[WHAT YOU HAVE TO DO]: Copy each line where the word "object" occurs.
+--
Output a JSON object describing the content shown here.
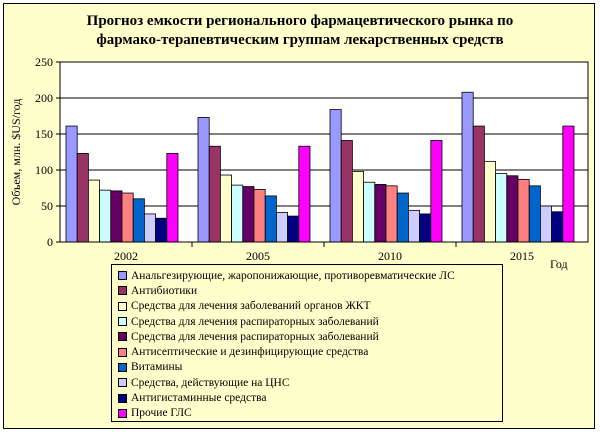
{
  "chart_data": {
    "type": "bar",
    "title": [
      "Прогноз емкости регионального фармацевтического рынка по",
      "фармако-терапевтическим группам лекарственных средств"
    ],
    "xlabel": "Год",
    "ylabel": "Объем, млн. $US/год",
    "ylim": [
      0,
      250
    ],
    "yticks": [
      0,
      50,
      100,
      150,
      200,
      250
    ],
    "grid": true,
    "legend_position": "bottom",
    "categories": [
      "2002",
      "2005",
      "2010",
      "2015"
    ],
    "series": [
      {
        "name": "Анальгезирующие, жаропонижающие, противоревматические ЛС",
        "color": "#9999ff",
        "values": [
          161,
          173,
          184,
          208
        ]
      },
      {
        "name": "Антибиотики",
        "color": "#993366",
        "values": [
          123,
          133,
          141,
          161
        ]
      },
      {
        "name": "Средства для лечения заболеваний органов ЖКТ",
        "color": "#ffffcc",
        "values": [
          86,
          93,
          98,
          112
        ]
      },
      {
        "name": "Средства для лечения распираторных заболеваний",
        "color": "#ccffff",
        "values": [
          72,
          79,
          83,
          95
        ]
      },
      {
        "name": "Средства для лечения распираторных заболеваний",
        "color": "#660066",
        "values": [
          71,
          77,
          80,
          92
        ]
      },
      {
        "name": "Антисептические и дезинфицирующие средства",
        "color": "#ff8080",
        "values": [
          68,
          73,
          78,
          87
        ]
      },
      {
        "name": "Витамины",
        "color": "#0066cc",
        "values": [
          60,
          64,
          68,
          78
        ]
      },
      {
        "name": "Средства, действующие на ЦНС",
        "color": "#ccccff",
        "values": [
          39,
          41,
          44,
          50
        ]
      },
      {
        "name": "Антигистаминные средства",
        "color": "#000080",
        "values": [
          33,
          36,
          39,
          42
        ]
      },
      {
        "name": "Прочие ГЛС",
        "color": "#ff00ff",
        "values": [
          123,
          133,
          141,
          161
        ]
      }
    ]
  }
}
+--
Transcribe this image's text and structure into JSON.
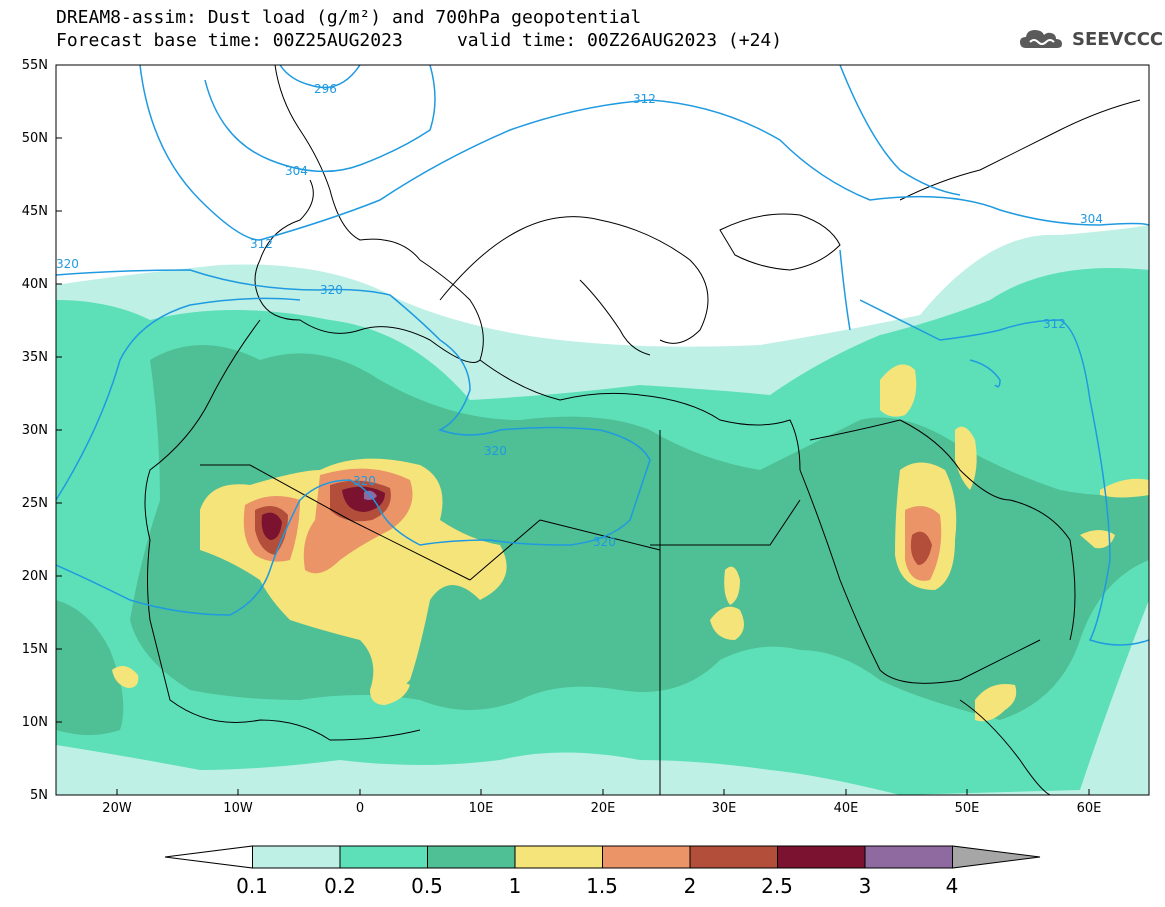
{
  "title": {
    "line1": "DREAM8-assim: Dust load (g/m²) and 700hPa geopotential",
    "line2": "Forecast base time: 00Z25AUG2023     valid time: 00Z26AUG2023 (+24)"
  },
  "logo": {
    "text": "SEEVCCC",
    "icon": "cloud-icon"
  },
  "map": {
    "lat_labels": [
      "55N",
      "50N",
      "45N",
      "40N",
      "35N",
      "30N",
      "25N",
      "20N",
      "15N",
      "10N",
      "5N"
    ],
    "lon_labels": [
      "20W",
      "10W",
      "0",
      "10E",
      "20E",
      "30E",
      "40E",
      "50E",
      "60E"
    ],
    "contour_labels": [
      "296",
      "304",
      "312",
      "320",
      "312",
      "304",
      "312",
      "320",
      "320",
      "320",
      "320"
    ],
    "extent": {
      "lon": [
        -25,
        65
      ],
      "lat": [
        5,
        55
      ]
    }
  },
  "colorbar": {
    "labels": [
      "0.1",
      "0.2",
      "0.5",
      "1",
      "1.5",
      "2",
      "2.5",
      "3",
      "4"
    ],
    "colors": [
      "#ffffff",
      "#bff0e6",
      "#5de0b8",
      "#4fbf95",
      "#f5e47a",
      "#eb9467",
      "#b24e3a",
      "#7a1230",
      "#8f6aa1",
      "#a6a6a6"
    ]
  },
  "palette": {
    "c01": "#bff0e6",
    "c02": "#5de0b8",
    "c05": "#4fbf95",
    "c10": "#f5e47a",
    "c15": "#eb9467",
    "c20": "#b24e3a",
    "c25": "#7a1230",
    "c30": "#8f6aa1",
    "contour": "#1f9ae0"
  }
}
+--
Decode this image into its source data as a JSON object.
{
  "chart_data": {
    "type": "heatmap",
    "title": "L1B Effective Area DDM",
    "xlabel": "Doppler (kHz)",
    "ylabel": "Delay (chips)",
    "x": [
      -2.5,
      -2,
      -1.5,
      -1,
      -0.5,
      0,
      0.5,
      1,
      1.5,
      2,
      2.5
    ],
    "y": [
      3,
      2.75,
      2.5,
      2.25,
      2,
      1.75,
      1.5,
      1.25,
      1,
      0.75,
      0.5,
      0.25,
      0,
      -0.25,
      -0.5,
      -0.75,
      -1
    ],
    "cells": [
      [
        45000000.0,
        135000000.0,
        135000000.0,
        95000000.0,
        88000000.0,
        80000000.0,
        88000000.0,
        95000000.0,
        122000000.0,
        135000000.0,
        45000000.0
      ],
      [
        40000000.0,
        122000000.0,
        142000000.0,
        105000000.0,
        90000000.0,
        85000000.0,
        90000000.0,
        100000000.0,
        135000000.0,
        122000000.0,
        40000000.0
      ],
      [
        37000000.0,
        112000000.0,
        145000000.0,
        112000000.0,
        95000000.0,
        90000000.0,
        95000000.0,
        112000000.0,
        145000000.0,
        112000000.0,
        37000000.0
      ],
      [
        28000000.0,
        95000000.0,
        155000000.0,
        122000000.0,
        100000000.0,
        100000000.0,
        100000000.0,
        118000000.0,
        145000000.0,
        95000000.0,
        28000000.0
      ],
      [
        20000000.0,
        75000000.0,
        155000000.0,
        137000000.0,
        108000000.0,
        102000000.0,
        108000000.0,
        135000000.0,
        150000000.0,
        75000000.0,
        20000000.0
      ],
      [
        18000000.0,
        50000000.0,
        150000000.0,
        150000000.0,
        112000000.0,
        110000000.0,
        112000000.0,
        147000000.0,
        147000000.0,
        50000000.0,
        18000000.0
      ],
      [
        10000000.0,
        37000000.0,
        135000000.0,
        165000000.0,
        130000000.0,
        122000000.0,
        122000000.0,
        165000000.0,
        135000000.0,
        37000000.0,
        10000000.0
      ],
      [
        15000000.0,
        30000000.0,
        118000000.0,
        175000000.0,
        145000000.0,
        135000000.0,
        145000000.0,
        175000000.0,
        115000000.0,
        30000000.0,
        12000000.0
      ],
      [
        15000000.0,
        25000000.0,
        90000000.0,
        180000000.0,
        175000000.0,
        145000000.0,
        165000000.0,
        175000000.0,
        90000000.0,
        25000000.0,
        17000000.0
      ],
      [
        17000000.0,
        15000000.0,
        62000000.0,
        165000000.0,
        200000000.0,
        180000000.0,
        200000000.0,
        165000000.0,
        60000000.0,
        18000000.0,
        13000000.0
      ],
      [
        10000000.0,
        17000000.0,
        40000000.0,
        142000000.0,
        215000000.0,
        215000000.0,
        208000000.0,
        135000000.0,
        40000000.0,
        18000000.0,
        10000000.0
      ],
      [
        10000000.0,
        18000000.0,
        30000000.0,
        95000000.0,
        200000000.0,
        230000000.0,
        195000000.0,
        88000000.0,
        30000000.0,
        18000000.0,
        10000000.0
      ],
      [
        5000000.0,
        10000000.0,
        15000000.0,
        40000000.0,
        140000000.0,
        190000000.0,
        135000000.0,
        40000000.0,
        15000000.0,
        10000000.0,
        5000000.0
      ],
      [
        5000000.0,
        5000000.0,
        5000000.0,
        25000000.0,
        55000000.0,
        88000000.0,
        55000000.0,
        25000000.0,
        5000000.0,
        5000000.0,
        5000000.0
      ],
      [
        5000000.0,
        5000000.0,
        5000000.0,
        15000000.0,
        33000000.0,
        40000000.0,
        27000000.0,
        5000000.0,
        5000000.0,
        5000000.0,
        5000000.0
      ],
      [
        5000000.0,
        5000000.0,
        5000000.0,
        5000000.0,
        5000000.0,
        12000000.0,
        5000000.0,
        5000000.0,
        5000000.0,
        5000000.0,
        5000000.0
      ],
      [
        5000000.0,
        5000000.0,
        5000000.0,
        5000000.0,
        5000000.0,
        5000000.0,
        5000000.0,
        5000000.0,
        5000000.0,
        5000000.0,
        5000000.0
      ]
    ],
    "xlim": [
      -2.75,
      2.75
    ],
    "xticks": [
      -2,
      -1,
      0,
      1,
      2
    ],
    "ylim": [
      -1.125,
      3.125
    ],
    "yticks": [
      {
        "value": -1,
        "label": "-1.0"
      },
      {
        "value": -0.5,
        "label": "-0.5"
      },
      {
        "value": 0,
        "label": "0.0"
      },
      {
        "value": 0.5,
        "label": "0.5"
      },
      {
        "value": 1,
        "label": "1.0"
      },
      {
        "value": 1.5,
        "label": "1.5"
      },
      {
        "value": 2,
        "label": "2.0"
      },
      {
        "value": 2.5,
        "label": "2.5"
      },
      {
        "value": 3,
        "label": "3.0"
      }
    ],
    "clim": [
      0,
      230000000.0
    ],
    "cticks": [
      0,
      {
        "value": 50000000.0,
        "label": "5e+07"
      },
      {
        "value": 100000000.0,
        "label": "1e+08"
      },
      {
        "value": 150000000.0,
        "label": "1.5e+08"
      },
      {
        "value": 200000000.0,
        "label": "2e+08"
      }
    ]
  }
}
+--
[EXERCISE ANSWER]:
Output a JSON object describing the content shown here.
Decode this image into its source data as a JSON object.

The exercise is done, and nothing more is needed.